### INSTRUCTIONS TO FOLLOW:
Retype the material word for word.

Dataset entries
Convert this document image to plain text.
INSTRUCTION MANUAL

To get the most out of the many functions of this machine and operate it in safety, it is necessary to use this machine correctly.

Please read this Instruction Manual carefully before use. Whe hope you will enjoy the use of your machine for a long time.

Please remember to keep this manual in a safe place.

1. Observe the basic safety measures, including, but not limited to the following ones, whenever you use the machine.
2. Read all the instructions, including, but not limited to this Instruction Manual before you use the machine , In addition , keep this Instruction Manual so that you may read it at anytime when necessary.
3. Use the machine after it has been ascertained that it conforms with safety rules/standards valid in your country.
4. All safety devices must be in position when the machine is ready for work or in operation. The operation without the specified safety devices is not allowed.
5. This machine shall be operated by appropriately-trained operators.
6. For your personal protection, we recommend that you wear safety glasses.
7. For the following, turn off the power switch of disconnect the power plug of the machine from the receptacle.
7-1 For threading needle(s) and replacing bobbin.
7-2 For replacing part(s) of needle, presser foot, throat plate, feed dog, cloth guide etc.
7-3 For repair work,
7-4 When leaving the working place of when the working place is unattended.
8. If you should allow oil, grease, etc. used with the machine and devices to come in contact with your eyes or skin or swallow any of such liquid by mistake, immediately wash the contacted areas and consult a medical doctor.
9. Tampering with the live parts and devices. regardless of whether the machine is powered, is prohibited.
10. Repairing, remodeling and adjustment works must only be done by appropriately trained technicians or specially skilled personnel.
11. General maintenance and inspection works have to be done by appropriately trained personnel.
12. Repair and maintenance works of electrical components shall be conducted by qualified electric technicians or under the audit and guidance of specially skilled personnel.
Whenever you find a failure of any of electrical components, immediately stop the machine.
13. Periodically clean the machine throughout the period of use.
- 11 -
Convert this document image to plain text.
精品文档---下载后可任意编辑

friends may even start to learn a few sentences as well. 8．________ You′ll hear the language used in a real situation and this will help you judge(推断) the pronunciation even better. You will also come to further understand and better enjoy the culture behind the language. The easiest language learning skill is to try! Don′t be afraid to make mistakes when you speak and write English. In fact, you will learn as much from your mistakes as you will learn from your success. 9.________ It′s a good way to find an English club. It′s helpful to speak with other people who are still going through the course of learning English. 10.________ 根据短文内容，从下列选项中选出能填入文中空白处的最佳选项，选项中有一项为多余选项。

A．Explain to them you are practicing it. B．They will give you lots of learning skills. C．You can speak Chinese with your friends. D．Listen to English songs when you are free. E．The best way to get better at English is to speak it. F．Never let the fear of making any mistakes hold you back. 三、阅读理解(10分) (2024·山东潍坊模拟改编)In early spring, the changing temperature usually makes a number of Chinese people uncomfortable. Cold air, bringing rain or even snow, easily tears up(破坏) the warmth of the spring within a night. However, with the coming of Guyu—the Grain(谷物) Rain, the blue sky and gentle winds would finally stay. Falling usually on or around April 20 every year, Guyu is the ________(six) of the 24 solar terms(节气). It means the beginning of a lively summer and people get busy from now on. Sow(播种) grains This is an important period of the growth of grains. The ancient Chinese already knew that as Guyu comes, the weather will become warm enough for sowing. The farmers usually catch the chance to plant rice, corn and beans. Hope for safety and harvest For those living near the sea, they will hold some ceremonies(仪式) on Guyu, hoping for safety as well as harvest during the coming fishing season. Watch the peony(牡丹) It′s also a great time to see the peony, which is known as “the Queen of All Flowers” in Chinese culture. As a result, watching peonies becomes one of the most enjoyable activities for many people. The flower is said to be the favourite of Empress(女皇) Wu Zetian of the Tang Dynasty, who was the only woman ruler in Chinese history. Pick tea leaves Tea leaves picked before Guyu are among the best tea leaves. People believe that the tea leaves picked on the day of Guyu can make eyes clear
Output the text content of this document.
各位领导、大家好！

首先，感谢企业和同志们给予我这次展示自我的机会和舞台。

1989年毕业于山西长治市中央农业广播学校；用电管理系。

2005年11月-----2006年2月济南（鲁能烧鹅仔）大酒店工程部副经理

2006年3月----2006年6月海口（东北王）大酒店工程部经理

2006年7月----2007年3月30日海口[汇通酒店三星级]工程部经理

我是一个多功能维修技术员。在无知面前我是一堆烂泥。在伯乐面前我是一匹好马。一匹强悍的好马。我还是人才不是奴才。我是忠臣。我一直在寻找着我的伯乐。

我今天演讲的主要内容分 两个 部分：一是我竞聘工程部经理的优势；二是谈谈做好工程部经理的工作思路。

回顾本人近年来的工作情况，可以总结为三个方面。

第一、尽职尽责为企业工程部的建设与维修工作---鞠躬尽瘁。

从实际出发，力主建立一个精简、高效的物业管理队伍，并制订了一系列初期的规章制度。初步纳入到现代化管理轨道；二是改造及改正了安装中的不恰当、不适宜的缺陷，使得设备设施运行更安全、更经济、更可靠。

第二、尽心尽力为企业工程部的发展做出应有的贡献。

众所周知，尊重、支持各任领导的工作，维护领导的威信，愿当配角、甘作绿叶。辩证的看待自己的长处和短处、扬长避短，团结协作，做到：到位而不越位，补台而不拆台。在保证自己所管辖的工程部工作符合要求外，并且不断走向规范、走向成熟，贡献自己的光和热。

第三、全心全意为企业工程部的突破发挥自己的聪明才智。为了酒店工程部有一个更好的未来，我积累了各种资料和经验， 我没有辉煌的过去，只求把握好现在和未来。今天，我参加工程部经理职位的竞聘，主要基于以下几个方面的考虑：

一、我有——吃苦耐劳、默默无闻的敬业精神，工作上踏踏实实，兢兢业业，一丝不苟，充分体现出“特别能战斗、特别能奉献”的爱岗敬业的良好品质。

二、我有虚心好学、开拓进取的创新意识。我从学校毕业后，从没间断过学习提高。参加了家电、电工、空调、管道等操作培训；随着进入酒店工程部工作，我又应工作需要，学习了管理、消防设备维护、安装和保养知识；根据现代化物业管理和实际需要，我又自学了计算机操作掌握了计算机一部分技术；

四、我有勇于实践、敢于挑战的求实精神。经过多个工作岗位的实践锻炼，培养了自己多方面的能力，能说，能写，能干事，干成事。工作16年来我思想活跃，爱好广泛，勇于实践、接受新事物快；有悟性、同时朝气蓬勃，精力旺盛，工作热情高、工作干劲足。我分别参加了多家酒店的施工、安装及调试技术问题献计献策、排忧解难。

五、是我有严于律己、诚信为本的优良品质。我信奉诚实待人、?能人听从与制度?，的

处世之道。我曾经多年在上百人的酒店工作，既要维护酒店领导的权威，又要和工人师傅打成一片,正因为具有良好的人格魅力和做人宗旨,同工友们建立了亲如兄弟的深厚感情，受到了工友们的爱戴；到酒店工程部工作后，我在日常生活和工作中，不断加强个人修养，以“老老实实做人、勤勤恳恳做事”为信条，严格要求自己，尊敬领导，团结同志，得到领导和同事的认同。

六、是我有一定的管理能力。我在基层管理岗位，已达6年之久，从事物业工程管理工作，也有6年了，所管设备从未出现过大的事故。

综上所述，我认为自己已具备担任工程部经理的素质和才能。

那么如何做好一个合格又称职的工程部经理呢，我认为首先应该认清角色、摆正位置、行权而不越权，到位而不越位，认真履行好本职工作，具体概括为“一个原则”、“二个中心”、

### FINAL ANSWER:
Convert this document image to plain text.
INSTRUCTION MANUAL

To get the most out of the many functions of this machine and operate it in safety, it is necessary to use this machine correctly.

Please read this Instruction Manual carefully before use. Whe hope you will enjoy the use of your machine for a long time.

Please remember to keep this manual in a safe place.

1. Observe the basic safety measures, including, but not limited to the following ones, whenever you use the machine.
2. Read all the instructions, including, but not limited to this Instruction Manual before you use the machine , In addition , keep this Instruction Manual so that you may read it at anytime when necessary.
3. Use the machine after it has been ascertained that it conforms with safety rules/standards valid in your country.
4. All safety devices must be in position when the machine is ready for work or in operation. The operation without the specified safety devices is not allowed.
5. This machine shall be operated by appropriately-trained operators.
6. For your personal protection, we recommend that you wear safety glasses.
7. For the following, turn off the power switch of disconnect the power plug of the machine from the receptacle.
7-1 For threading needle(s) and replacing bobbin.
7-2 For replacing part(s) of needle, presser foot, throat plate, feed dog, cloth guide etc.
7-3 For repair work,
7-4 When leaving the working place of when the working place is unattended.
8. If you should allow oil, grease, etc. used with the machine and devices to come in contact with your eyes or skin or swallow any of such liquid by mistake, immediately wash the contacted areas and consult a medical doctor.
9. Tampering with the live parts and devices. regardless of whether the machine is powered, is prohibited.
10. Repairing, remodeling and adjustment works must only be done by appropriately trained technicians or specially skilled personnel.
11. General maintenance and inspection works have to be done by appropriately trained personnel.
12. Repair and maintenance works of electrical components shall be conducted by qualified electric technicians or under the audit and guidance of specially skilled personnel.
Whenever you find a failure of any of electrical components, immediately stop the machine.
13. Periodically clean the machine throughout the period of use.
- 11 -
Convert this document image to plain text.
精品文档---下载后可任意编辑

friends may even start to learn a few sentences as well. 8．________ You′ll hear the language used in a real situation and this will help you judge(推断) the pronunciation even better. You will also come to further understand and better enjoy the culture behind the language. The easiest language learning skill is to try! Don′t be afraid to make mistakes when you speak and write English. In fact, you will learn as much from your mistakes as you will learn from your success. 9.________ It′s a good way to find an English club. It′s helpful to speak with other people who are still going through the course of learning English. 10.________ 根据短文内容，从下列选项中选出能填入文中空白处的最佳选项，选项中有一项为多余选项。

A．Explain to them you are practicing it. B．They will give you lots of learning skills. C．You can speak Chinese with your friends. D．Listen to English songs when you are free. E．The best way to get better at English is to speak it. F．Never let the fear of making any mistakes hold you back. 三、阅读理解(10分) (2024·山东潍坊模拟改编)In early spring, the changing temperature usually makes a number of Chinese people uncomfortable. Cold air, bringing rain or even snow, easily tears up(破坏) the warmth of the spring within a night. However, with the coming of Guyu—the Grain(谷物) Rain, the blue sky and gentle winds would finally stay. Falling usually on or around April 20 every year, Guyu is the ________(six) of the 24 solar terms(节气). It means the beginning of a lively summer and people get busy from now on. Sow(播种) grains This is an important period of the growth of grains. The ancient Chinese already knew that as Guyu comes, the weather will become warm enough for sowing. The farmers usually catch the chance to plant rice, corn and beans. Hope for safety and harvest For those living near the sea, they will hold some ceremonies(仪式) on Guyu, hoping for safety as well as harvest during the coming fishing season. Watch the peony(牡丹) It′s also a great time to see the peony, which is known as “the Queen of All Flowers” in Chinese culture. As a result, watching peonies becomes one of the most enjoyable activities for many people. The flower is said to be the favourite of Empress(女皇) Wu Zetian of the Tang Dynasty, who was the only woman ruler in Chinese history. Pick tea leaves Tea leaves picked before Guyu are among the best tea leaves. People believe that the tea leaves picked on the day of Guyu can make eyes clear
Output the text content of this document.
各位领导、大家好！

首先，感谢企业和同志们给予我这次展示自我的机会和舞台。

1989年毕业于山西长治市中央农业广播学校；用电管理系。

2005年11月-----2006年2月济南（鲁能烧鹅仔）大酒店工程部副经理

2006年3月----2006年6月海口（东北王）大酒店工程部经理

2006年7月----2007年3月30日海口[汇通酒店三星级]工程部经理

我是一个多功能维修技术员。在无知面前我是一堆烂泥。在伯乐面前我是一匹好马。一匹强悍的好马。我还是人才不是奴才。我是忠臣。我一直在寻找着我的伯乐。

我今天演讲的主要内容分 两个 部分：一是我竞聘工程部经理的优势；二是谈谈做好工程部经理的工作思路。

回顾本人近年来的工作情况，可以总结为三个方面。

第一、尽职尽责为企业工程部的建设与维修工作---鞠躬尽瘁。

从实际出发，力主建立一个精简、高效的物业管理队伍，并制订了一系列初期的规章制度。初步纳入到现代化管理轨道；二是改造及改正了安装中的不恰当、不适宜的缺陷，使得设备设施运行更安全、更经济、更可靠。

第二、尽心尽力为企业工程部的发展做出应有的贡献。

众所周知，尊重、支持各任领导的工作，维护领导的威信，愿当配角、甘作绿叶。辩证的看待自己的长处和短处、扬长避短，团结协作，做到：到位而不越位，补台而不拆台。在保证自己所管辖的工程部工作符合要求外，并且不断走向规范、走向成熟，贡献自己的光和热。

第三、全心全意为企业工程部的突破发挥自己的聪明才智。为了酒店工程部有一个更好的未来，我积累了各种资料和经验， 我没有辉煌的过去，只求把握好现在和未来。今天，我参加工程部经理职位的竞聘，主要基于以下几个方面的考虑：

一、我有——吃苦耐劳、默默无闻的敬业精神，工作上踏踏实实，兢兢业业，一丝不苟，充分体现出“特别能战斗、特别能奉献”的爱岗敬业的良好品质。

二、我有虚心好学、开拓进取的创新意识。我从学校毕业后，从没间断过学习提高。参加了家电、电工、空调、管道等操作培训；随着进入酒店工程部工作，我又应工作需要，学习了管理、消防设备维护、安装和保养知识；根据现代化物业管理和实际需要，我又自学了计算机操作掌握了计算机一部分技术；

四、我有勇于实践、敢于挑战的求实精神。经过多个工作岗位的实践锻炼，培养了自己多方面的能力，能说，能写，能干事，干成事。工作16年来我思想活跃，爱好广泛，勇于实践、接受新事物快；有悟性、同时朝气蓬勃，精力旺盛，工作热情高、工作干劲足。我分别参加了多家酒店的施工、安装及调试技术问题献计献策、排忧解难。

五、是我有严于律己、诚信为本的优良品质。我信奉诚实待人、?能人听从与制度?，的

处世之道。我曾经多年在上百人的酒店工作，既要维护酒店领导的权威，又要和工人师傅打成一片,正因为具有良好的人格魅力和做人宗旨,同工友们建立了亲如兄弟的深厚感情，受到了工友们的爱戴；到酒店工程部工作后，我在日常生活和工作中，不断加强个人修养，以“老老实实做人、勤勤恳恳做事”为信条，严格要求自己，尊敬领导，团结同志，得到领导和同事的认同。

六、是我有一定的管理能力。我在基层管理岗位，已达6年之久，从事物业工程管理工作，也有6年了，所管设备从未出现过大的事故。

综上所述，我认为自己已具备担任工程部经理的素质和才能。

那么如何做好一个合格又称职的工程部经理呢，我认为首先应该认清角色、摆正位置、行权而不越权，到位而不越位，认真履行好本职工作，具体概括为“一个原则”、“二个中心”、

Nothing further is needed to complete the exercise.